• _Data shown_:
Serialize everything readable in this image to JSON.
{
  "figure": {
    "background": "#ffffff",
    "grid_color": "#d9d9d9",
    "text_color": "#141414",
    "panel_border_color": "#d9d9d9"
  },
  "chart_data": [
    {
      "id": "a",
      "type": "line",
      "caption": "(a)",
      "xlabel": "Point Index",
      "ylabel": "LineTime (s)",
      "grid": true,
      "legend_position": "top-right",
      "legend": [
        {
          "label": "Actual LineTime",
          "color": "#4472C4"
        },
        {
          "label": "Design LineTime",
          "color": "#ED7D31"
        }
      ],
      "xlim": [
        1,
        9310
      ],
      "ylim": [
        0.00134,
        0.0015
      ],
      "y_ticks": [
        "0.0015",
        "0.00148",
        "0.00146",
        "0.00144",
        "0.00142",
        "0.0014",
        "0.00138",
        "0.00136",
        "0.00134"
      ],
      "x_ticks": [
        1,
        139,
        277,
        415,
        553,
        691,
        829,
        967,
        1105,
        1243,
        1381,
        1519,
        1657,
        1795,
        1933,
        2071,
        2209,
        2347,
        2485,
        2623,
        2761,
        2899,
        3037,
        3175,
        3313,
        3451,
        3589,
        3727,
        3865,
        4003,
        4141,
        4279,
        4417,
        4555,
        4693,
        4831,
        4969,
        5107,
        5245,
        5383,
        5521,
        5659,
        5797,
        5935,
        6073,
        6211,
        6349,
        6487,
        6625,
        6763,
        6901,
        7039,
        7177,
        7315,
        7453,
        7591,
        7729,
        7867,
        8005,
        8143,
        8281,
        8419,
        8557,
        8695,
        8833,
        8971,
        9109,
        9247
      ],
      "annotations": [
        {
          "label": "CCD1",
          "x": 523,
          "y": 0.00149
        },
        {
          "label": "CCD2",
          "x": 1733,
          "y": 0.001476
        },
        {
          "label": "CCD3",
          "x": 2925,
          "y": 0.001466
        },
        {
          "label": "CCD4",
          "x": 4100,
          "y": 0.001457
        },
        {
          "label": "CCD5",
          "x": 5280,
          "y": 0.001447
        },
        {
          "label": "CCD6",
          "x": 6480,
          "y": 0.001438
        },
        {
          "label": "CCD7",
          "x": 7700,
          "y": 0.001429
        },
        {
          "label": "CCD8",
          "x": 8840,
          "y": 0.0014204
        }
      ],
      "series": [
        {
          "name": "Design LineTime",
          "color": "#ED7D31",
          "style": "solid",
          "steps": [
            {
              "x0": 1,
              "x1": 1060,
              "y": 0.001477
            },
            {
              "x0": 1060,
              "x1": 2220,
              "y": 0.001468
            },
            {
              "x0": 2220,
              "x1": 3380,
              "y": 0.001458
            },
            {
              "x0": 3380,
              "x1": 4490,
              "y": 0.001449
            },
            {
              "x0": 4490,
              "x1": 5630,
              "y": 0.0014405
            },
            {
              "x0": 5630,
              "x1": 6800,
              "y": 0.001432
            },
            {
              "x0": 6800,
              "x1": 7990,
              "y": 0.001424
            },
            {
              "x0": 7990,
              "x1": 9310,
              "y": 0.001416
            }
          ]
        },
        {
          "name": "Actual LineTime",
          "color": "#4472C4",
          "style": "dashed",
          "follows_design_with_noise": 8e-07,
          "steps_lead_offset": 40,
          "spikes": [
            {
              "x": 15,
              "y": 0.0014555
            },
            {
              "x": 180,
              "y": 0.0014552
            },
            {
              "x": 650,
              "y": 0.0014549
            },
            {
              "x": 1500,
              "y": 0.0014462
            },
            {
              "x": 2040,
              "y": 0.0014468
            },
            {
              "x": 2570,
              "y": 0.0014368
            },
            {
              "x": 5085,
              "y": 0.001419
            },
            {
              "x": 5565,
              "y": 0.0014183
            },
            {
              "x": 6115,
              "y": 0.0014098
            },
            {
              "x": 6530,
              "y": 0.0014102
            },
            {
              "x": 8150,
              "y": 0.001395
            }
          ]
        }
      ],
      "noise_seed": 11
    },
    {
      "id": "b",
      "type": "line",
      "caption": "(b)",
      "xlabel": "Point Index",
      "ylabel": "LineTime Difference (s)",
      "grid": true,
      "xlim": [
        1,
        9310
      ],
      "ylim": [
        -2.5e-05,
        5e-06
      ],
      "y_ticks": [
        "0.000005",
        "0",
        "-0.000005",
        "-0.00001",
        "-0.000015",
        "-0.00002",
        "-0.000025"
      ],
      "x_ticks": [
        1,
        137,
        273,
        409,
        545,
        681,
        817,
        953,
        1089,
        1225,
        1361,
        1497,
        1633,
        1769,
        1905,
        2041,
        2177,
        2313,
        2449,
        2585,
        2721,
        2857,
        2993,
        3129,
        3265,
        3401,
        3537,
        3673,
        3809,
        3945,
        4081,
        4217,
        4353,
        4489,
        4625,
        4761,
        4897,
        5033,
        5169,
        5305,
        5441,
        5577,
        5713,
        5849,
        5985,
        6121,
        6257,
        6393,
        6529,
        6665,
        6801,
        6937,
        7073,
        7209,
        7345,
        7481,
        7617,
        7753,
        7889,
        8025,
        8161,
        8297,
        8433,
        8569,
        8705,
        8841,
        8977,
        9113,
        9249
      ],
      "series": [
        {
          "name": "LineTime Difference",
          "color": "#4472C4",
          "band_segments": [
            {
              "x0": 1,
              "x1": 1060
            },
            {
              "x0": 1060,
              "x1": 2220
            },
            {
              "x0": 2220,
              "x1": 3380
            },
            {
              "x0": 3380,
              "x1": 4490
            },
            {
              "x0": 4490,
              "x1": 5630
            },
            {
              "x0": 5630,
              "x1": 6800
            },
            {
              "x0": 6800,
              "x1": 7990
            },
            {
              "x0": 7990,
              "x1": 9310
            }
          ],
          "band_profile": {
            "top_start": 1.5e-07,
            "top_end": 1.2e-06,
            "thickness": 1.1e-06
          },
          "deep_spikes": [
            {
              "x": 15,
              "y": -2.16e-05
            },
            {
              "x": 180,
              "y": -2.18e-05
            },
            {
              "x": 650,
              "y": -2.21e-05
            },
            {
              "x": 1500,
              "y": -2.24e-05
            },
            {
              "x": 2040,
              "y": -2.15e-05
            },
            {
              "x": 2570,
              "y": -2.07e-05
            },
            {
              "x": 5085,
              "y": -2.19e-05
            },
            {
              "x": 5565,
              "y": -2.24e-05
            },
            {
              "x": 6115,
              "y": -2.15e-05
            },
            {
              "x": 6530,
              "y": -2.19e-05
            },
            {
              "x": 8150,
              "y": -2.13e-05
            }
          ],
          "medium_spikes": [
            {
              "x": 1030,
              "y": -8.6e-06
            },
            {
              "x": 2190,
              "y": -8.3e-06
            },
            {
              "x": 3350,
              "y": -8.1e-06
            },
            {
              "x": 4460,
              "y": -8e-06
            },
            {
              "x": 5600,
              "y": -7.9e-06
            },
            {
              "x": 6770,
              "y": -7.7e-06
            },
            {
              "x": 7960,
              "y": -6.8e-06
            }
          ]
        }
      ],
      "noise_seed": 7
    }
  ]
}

• _Exercise details_: Send back each record exactly as it stands.

• _Full response_:
Serialize everything readable in this image to JSON.
{
  "figure": {
    "background": "#ffffff",
    "grid_color": "#d9d9d9",
    "text_color": "#141414",
    "panel_border_color": "#d9d9d9"
  },
  "chart_data": [
    {
      "id": "a",
      "type": "line",
      "caption": "(a)",
      "xlabel": "Point Index",
      "ylabel": "LineTime (s)",
      "grid": true,
      "legend_position": "top-right",
      "legend": [
        {
          "label": "Actual LineTime",
          "color": "#4472C4"
        },
        {
          "label": "Design LineTime",
          "color": "#ED7D31"
        }
      ],
      "xlim": [
        1,
        9310
      ],
      "ylim": [
        0.00134,
        0.0015
      ],
      "y_ticks": [
        "0.0015",
        "0.00148",
        "0.00146",
        "0.00144",
        "0.00142",
        "0.0014",
        "0.00138",
        "0.00136",
        "0.00134"
      ],
      "x_ticks": [
        1,
        139,
        277,
        415,
        553,
        691,
        829,
        967,
        1105,
        1243,
        1381,
        1519,
        1657,
        1795,
        1933,
        2071,
        2209,
        2347,
        2485,
        2623,
        2761,
        2899,
        3037,
        3175,
        3313,
        3451,
        3589,
        3727,
        3865,
        4003,
        4141,
        4279,
        4417,
        4555,
        4693,
        4831,
        4969,
        5107,
        5245,
        5383,
        5521,
        5659,
        5797,
        5935,
        6073,
        6211,
        6349,
        6487,
        6625,
        6763,
        6901,
        7039,
        7177,
        7315,
        7453,
        7591,
        7729,
        7867,
        8005,
        8143,
        8281,
        8419,
        8557,
        8695,
        8833,
        8971,
        9109,
        9247
      ],
      "annotations": [
        {
          "label": "CCD1",
          "x": 523,
          "y": 0.00149
        },
        {
          "label": "CCD2",
          "x": 1733,
          "y": 0.001476
        },
        {
          "label": "CCD3",
          "x": 2925,
          "y": 0.001466
        },
        {
          "label": "CCD4",
          "x": 4100,
          "y": 0.001457
        },
        {
          "label": "CCD5",
          "x": 5280,
          "y": 0.001447
        },
        {
          "label": "CCD6",
          "x": 6480,
          "y": 0.001438
        },
        {
          "label": "CCD7",
          "x": 7700,
          "y": 0.001429
        },
        {
          "label": "CCD8",
          "x": 8840,
          "y": 0.0014204
        }
      ],
      "series": [
        {
          "name": "Design LineTime",
          "color": "#ED7D31",
          "style": "solid",
          "steps": [
            {
              "x0": 1,
              "x1": 1060,
              "y": 0.001477
            },
            {
              "x0": 1060,
              "x1": 2220,
              "y": 0.001468
            },
            {
              "x0": 2220,
              "x1": 3380,
              "y": 0.001458
            },
            {
              "x0": 3380,
              "x1": 4490,
              "y": 0.001449
            },
            {
              "x0": 4490,
              "x1": 5630,
              "y": 0.0014405
            },
            {
              "x0": 5630,
              "x1": 6800,
              "y": 0.001432
            },
            {
              "x0": 6800,
              "x1": 7990,
              "y": 0.001424
            },
            {
              "x0": 7990,
              "x1": 9310,
              "y": 0.001416
            }
          ]
        },
        {
          "name": "Actual LineTime",
          "color": "#4472C4",
          "style": "dashed",
          "follows_design_with_noise": 8e-07,
          "steps_lead_offset": 40,
          "spikes": [
            {
              "x": 15,
              "y": 0.0014555
            },
            {
              "x": 180,
              "y": 0.0014552
            },
            {
              "x": 650,
              "y": 0.0014549
            },
            {
              "x": 1500,
              "y": 0.0014462
            },
            {
              "x": 2040,
              "y": 0.0014468
            },
            {
              "x": 2570,
              "y": 0.0014368
            },
            {
              "x": 5085,
              "y": 0.001419
            },
            {
              "x": 5565,
              "y": 0.0014183
            },
            {
              "x": 6115,
              "y": 0.0014098
            },
            {
              "x": 6530,
              "y": 0.0014102
            },
            {
              "x": 8150,
              "y": 0.001395
            }
          ]
        }
      ],
      "noise_seed": 11
    },
    {
      "id": "b",
      "type": "line",
      "caption": "(b)",
      "xlabel": "Point Index",
      "ylabel": "LineTime Difference (s)",
      "grid": true,
      "xlim": [
        1,
        9310
      ],
      "ylim": [
        -2.5e-05,
        5e-06
      ],
      "y_ticks": [
        "0.000005",
        "0",
        "-0.000005",
        "-0.00001",
        "-0.000015",
        "-0.00002",
        "-0.000025"
      ],
      "x_ticks": [
        1,
        137,
        273,
        409,
        545,
        681,
        817,
        953,
        1089,
        1225,
        1361,
        1497,
        1633,
        1769,
        1905,
        2041,
        2177,
        2313,
        2449,
        2585,
        2721,
        2857,
        2993,
        3129,
        3265,
        3401,
        3537,
        3673,
        3809,
        3945,
        4081,
        4217,
        4353,
        4489,
        4625,
        4761,
        4897,
        5033,
        5169,
        5305,
        5441,
        5577,
        5713,
        5849,
        5985,
        6121,
        6257,
        6393,
        6529,
        6665,
        6801,
        6937,
        7073,
        7209,
        7345,
        7481,
        7617,
        7753,
        7889,
        8025,
        8161,
        8297,
        8433,
        8569,
        8705,
        8841,
        8977,
        9113,
        9249
      ],
      "series": [
        {
          "name": "LineTime Difference",
          "color": "#4472C4",
          "band_segments": [
            {
              "x0": 1,
              "x1": 1060
            },
            {
              "x0": 1060,
              "x1": 2220
            },
            {
              "x0": 2220,
              "x1": 3380
            },
            {
              "x0": 3380,
              "x1": 4490
            },
            {
              "x0": 4490,
              "x1": 5630
            },
            {
              "x0": 5630,
              "x1": 6800
            },
            {
              "x0": 6800,
              "x1": 7990
            },
            {
              "x0": 7990,
              "x1": 9310
            }
          ],
          "band_profile": {
            "top_start": 1.5e-07,
            "top_end": 1.2e-06,
            "thickness": 1.1e-06
          },
          "deep_spikes": [
            {
              "x": 15,
              "y": -2.16e-05
            },
            {
              "x": 180,
              "y": -2.18e-05
            },
            {
              "x": 650,
              "y": -2.21e-05
            },
            {
              "x": 1500,
              "y": -2.24e-05
            },
            {
              "x": 2040,
              "y": -2.15e-05
            },
            {
              "x": 2570,
              "y": -2.07e-05
            },
            {
              "x": 5085,
              "y": -2.19e-05
            },
            {
              "x": 5565,
              "y": -2.24e-05
            },
            {
              "x": 6115,
              "y": -2.15e-05
            },
            {
              "x": 6530,
              "y": -2.19e-05
            },
            {
              "x": 8150,
              "y": -2.13e-05
            }
          ],
          "medium_spikes": [
            {
              "x": 1030,
              "y": -8.6e-06
            },
            {
              "x": 2190,
              "y": -8.3e-06
            },
            {
              "x": 3350,
              "y": -8.1e-06
            },
            {
              "x": 4460,
              "y": -8e-06
            },
            {
              "x": 5600,
              "y": -7.9e-06
            },
            {
              "x": 6770,
              "y": -7.7e-06
            },
            {
              "x": 7960,
              "y": -6.8e-06
            }
          ]
        }
      ],
      "noise_seed": 7
    }
  ]
}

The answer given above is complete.